• The task
Gather, from the listing beneath this task, every line holding the string "text".

• Working data
-*-*-

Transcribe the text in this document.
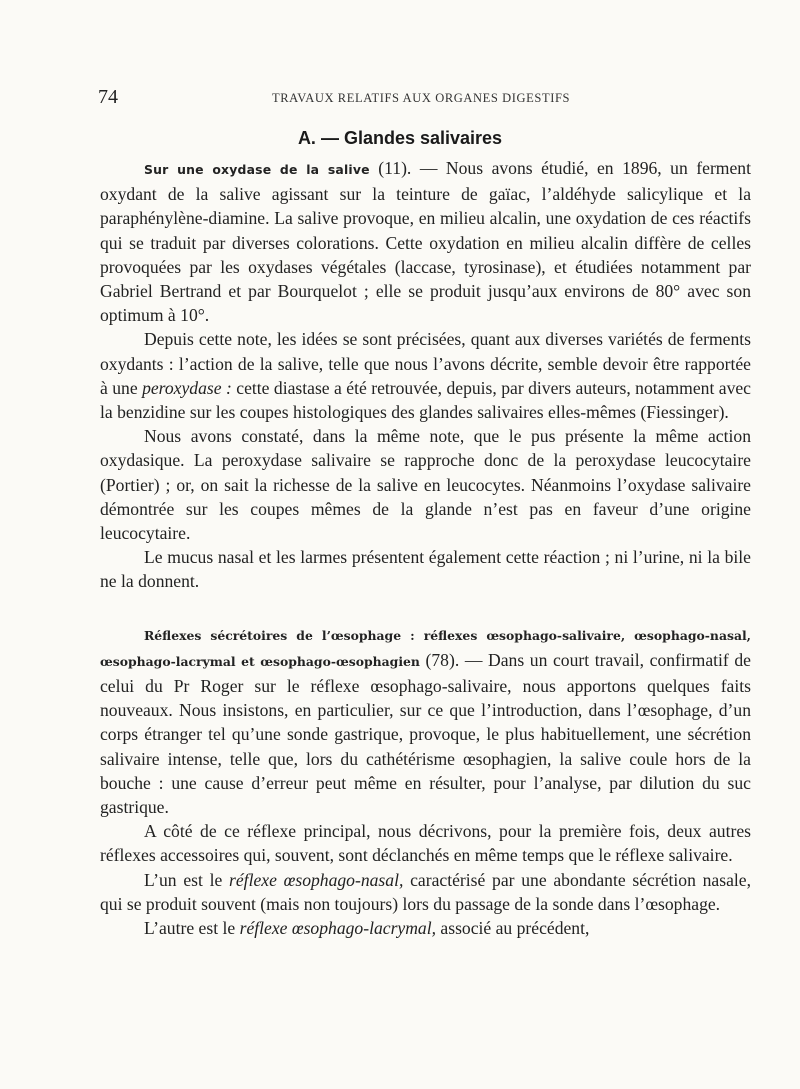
74	TRAVAUX RELATIFS AUX ORGANES DIGESTIFS
A. — Glandes salivaires

Sur une oxydase de la salive (11). — Nous avons étudié, en 1896, un ferment oxydant de la salive agissant sur la teinture de gaïac, l’aldéhyde salicylique et la paraphénylène-diamine. La salive provoque, en milieu alcalin, une oxydation de ces réactifs qui se traduit par diverses colorations. Cette oxydation en milieu alcalin diffère de celles provoquées par les oxydases végétales (laccase, tyrosinase), et étudiées notamment par Gabriel Bertrand et par Bourquelot ; elle se produit jusqu’aux environs de 80° avec son optimum à 10°.

Depuis cette note, les idées se sont précisées, quant aux diverses variétés de ferments oxydants : l’action de la salive, telle que nous l’avons décrite, semble devoir être rapportée à une peroxydase : cette diastase a été retrouvée, depuis, par divers auteurs, notamment avec la benzidine sur les coupes histologiques des glandes salivaires elles-mêmes (Fiessinger).

Nous avons constaté, dans la même note, que le pus présente la même action oxydasique. La peroxydase salivaire se rapproche donc de la peroxydase leucocytaire (Portier) ; or, on sait la richesse de la salive en leucocytes. Néanmoins l’oxydase salivaire démontrée sur les coupes mêmes de la glande n’est pas en faveur d’une origine leucocytaire.

Le mucus nasal et les larmes présentent également cette réaction ; ni l’urine, ni la bile ne la donnent.

Réflexes sécrétoires de l’œsophage : réflexes œsophago-salivaire, œsophago-nasal, œsophago-lacrymal et œsophago-œsophagien (78). — Dans un court travail, confirmatif de celui du Pr Roger sur le réflexe œsophago-salivaire, nous apportons quelques faits nouveaux. Nous insistons, en particulier, sur ce que l’introduction, dans l’œsophage, d’un corps étranger tel qu’une sonde gastrique, provoque, le plus habituellement, une sécrétion salivaire intense, telle que, lors du cathétérisme œsophagien, la salive coule hors de la bouche : une cause d’erreur peut même en résulter, pour l’analyse, par dilution du suc gastrique.

A côté de ce réflexe principal, nous décrivons, pour la première fois, deux autres réflexes accessoires qui, souvent, sont déclanchés en même temps que le réflexe salivaire.

L’un est le réflexe œsophago-nasal, caractérisé par une abondante sécrétion nasale, qui se produit souvent (mais non toujours) lors du passage de la sonde dans l’œsophage.

L’autre est le réflexe œsophago-lacrymal, associé au précédent,
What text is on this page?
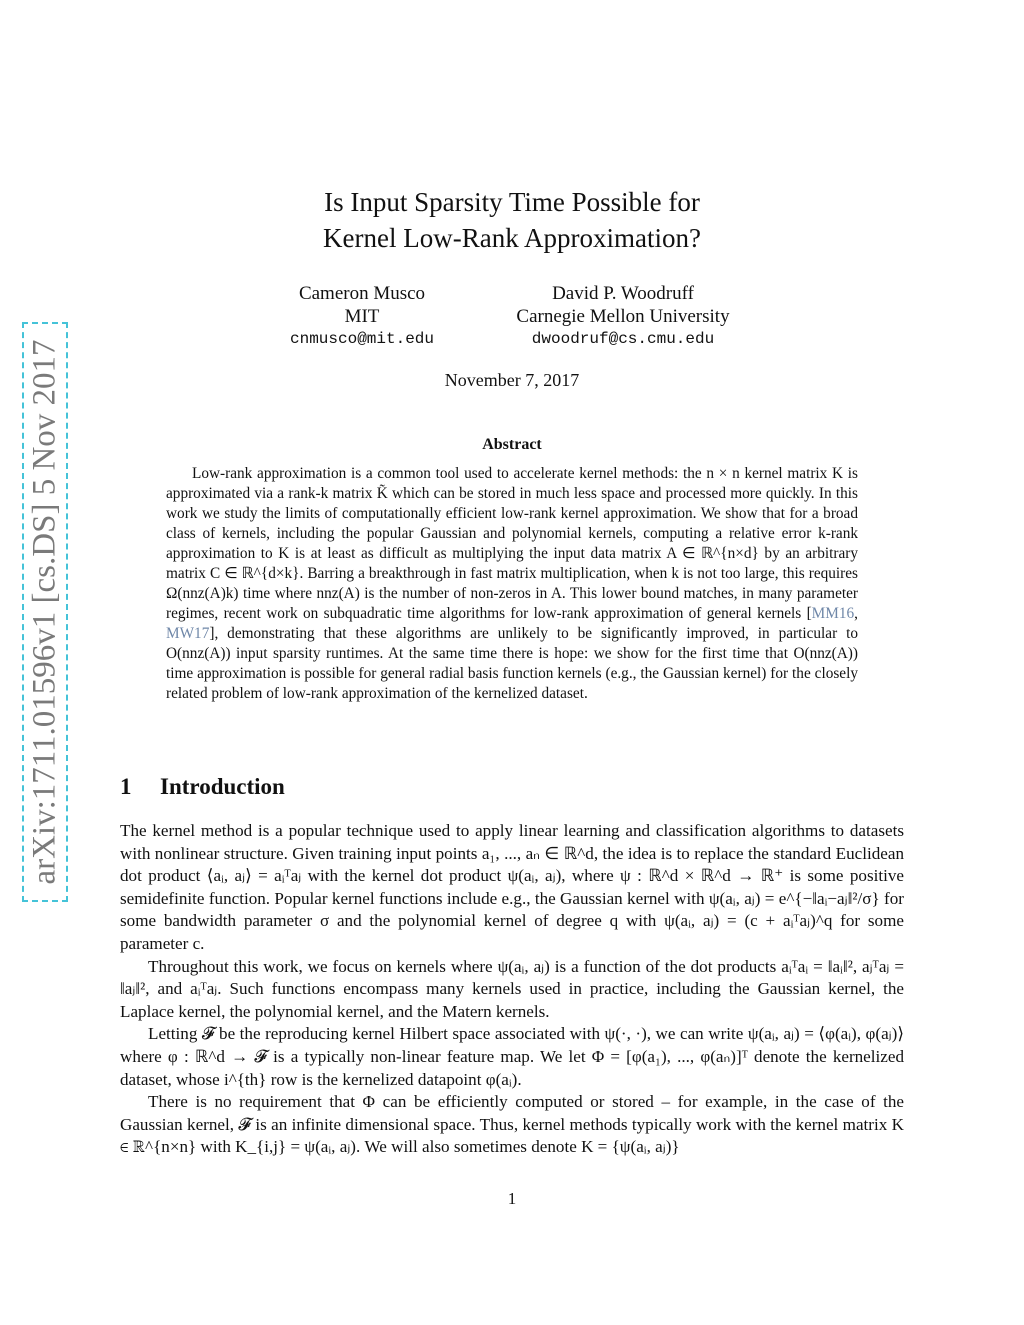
arXiv:1711.01596v1 [cs.DS] 5 Nov 2017
Is Input Sparsity Time Possible for
Kernel Low-Rank Approximation?
Cameron Musco
MIT
cnmusco@mit.edu
David P. Woodruff
Carnegie Mellon University
dwoodruf@cs.cmu.edu
November 7, 2017
Abstract

Low-rank approximation is a common tool used to accelerate kernel methods: the n × n kernel matrix K is approximated via a rank-k matrix K̃ which can be stored in much less space and processed more quickly. In this work we study the limits of computationally efficient low-rank kernel approximation. We show that for a broad class of kernels, including the popular Gaussian and polynomial kernels, computing a relative error k-rank approximation to K is at least as difficult as multiplying the input data matrix A ∈ ℝ^{n×d} by an arbitrary matrix C ∈ ℝ^{d×k}. Barring a breakthrough in fast matrix multiplication, when k is not too large, this requires Ω(nnz(A)k) time where nnz(A) is the number of non-zeros in A. This lower bound matches, in many parameter regimes, recent work on subquadratic time algorithms for low-rank approximation of general kernels [MM16, MW17], demonstrating that these algorithms are unlikely to be significantly improved, in particular to O(nnz(A)) input sparsity runtimes. At the same time there is hope: we show for the first time that O(nnz(A)) time approximation is possible for general radial basis function kernels (e.g., the Gaussian kernel) for the closely related problem of low-rank approximation of the kernelized dataset.

1 Introduction

The kernel method is a popular technique used to apply linear learning and classification algorithms to datasets with nonlinear structure. Given training input points a₁, ..., aₙ ∈ ℝ^d, the idea is to replace the standard Euclidean dot product ⟨aᵢ, aⱼ⟩ = aᵢᵀaⱼ with the kernel dot product ψ(aᵢ, aⱼ), where ψ : ℝ^d × ℝ^d → ℝ⁺ is some positive semidefinite function. Popular kernel functions include e.g., the Gaussian kernel with ψ(aᵢ, aⱼ) = e^{−‖aᵢ−aⱼ‖²/σ} for some bandwidth parameter σ and the polynomial kernel of degree q with ψ(aᵢ, aⱼ) = (c + aᵢᵀaⱼ)^q for some parameter c.

Throughout this work, we focus on kernels where ψ(aᵢ, aⱼ) is a function of the dot products aᵢᵀaᵢ = ‖aᵢ‖², aⱼᵀaⱼ = ‖aⱼ‖², and aᵢᵀaⱼ. Such functions encompass many kernels used in practice, including the Gaussian kernel, the Laplace kernel, the polynomial kernel, and the Matern kernels.

Letting 𝓕 be the reproducing kernel Hilbert space associated with ψ(·, ·), we can write ψ(aᵢ, aⱼ) = ⟨φ(aᵢ), φ(aⱼ)⟩ where φ : ℝ^d → 𝓕 is a typically non-linear feature map. We let Φ = [φ(a₁), ..., φ(aₙ)]ᵀ denote the kernelized dataset, whose i^{th} row is the kernelized datapoint φ(aᵢ).

There is no requirement that Φ can be efficiently computed or stored – for example, in the case of the Gaussian kernel, 𝓕 is an infinite dimensional space. Thus, kernel methods typically work with the kernel matrix K ∈ ℝ^{n×n} with K_{i,j} = ψ(aᵢ, aⱼ). We will also sometimes denote K = {ψ(aᵢ, aⱼ)}

1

-*-*-

• Completed task
Transcribe the text in this document.
What text is on this page?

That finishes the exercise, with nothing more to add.